▶ **GOAL**
Starting with the line that has "OCR this image." in it, repeat every line through the last one, word for word, and give nothing more.

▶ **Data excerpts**
========

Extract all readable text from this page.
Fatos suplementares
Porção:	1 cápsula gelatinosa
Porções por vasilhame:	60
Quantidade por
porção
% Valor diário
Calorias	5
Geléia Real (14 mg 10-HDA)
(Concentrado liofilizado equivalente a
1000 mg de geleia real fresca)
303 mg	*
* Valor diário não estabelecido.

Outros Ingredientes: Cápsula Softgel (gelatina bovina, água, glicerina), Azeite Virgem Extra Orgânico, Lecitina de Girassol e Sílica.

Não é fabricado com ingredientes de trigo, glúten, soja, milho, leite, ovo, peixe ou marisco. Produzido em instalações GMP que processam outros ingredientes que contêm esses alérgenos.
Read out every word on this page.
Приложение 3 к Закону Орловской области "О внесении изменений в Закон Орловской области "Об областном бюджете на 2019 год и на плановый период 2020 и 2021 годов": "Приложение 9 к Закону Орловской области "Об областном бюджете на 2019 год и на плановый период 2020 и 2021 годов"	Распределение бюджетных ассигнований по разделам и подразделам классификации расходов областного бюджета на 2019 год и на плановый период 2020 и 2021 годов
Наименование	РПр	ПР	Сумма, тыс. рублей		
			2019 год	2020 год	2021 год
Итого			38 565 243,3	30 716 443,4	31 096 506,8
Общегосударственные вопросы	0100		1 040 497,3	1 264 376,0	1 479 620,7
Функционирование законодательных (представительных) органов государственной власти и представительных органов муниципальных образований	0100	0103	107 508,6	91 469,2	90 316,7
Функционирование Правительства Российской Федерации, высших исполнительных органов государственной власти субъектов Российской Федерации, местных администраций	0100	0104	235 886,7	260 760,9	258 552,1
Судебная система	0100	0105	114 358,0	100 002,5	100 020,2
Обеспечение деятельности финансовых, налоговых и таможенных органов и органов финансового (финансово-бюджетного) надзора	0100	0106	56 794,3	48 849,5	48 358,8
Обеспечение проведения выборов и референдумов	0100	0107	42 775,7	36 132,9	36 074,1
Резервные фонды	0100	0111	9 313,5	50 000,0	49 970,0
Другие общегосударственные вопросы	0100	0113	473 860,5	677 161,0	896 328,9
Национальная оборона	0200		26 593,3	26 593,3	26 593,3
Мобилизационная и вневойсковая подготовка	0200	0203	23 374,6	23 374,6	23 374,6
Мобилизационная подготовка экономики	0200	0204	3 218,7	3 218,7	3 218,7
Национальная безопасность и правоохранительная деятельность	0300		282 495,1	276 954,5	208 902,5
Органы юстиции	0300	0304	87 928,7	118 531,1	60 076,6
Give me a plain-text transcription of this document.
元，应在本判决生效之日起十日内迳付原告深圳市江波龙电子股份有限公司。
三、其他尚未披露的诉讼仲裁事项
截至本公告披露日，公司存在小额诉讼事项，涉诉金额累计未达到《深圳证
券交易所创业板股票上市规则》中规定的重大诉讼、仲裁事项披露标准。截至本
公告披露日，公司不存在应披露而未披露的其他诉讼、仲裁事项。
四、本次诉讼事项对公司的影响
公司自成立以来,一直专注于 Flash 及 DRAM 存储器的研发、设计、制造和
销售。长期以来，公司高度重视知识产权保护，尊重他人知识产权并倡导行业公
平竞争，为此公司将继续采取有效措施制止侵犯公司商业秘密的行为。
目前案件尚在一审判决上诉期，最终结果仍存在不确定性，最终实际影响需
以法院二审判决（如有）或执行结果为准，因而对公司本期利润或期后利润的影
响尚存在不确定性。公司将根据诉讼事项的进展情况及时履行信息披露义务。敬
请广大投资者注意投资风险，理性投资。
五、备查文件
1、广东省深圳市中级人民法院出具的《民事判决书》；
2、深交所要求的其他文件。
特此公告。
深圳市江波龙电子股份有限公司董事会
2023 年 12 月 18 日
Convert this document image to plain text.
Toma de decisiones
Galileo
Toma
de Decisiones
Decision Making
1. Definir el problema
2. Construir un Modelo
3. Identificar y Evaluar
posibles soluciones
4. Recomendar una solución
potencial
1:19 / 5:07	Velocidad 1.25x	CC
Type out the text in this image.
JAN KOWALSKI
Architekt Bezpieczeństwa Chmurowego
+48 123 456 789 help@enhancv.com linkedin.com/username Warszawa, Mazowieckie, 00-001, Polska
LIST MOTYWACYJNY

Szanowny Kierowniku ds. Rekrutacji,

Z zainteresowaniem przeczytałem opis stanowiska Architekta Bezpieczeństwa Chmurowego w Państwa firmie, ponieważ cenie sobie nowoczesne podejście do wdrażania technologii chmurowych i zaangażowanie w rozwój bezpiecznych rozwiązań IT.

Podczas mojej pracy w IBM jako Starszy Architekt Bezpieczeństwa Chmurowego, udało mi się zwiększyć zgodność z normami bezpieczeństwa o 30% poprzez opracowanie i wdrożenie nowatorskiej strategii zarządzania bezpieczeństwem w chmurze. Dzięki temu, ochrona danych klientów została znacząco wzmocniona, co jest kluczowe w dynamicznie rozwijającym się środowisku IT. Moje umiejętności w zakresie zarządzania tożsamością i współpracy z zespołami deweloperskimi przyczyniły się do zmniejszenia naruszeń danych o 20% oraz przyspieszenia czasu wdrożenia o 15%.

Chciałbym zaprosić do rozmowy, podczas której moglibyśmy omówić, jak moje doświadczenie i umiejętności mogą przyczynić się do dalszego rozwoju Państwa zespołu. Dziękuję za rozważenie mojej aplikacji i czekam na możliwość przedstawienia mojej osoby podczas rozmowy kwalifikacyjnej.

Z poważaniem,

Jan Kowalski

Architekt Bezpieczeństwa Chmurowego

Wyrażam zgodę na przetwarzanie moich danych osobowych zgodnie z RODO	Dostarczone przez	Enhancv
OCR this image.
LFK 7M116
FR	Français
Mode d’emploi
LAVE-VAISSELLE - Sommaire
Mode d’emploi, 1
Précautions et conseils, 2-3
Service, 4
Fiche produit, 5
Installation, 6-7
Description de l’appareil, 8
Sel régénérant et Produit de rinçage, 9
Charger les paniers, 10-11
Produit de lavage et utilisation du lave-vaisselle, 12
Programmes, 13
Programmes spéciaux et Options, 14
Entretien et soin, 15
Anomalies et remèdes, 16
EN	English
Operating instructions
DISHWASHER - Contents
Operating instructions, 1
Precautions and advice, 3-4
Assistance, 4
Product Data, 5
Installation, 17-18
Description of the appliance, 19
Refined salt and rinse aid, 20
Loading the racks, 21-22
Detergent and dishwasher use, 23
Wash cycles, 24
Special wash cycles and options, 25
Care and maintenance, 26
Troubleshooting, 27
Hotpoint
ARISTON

========

▶ **FULL SOLUTION**
OCR this image.
LFK 7M116
FR	Français
Mode d’emploi
LAVE-VAISSELLE - Sommaire
Mode d’emploi, 1
Précautions et conseils, 2-3
Service, 4
Fiche produit, 5
Installation, 6-7
Description de l’appareil, 8
Sel régénérant et Produit de rinçage, 9
Charger les paniers, 10-11
Produit de lavage et utilisation du lave-vaisselle, 12
Programmes, 13
Programmes spéciaux et Options, 14
Entretien et soin, 15
Anomalies et remèdes, 16
EN	English
Operating instructions
DISHWASHER - Contents
Operating instructions, 1
Precautions and advice, 3-4
Assistance, 4
Product Data, 5
Installation, 17-18
Description of the appliance, 19
Refined salt and rinse aid, 20
Loading the racks, 21-22
Detergent and dishwasher use, 23
Wash cycles, 24
Special wash cycles and options, 25
Care and maintenance, 26
Troubleshooting, 27
Hotpoint
ARISTON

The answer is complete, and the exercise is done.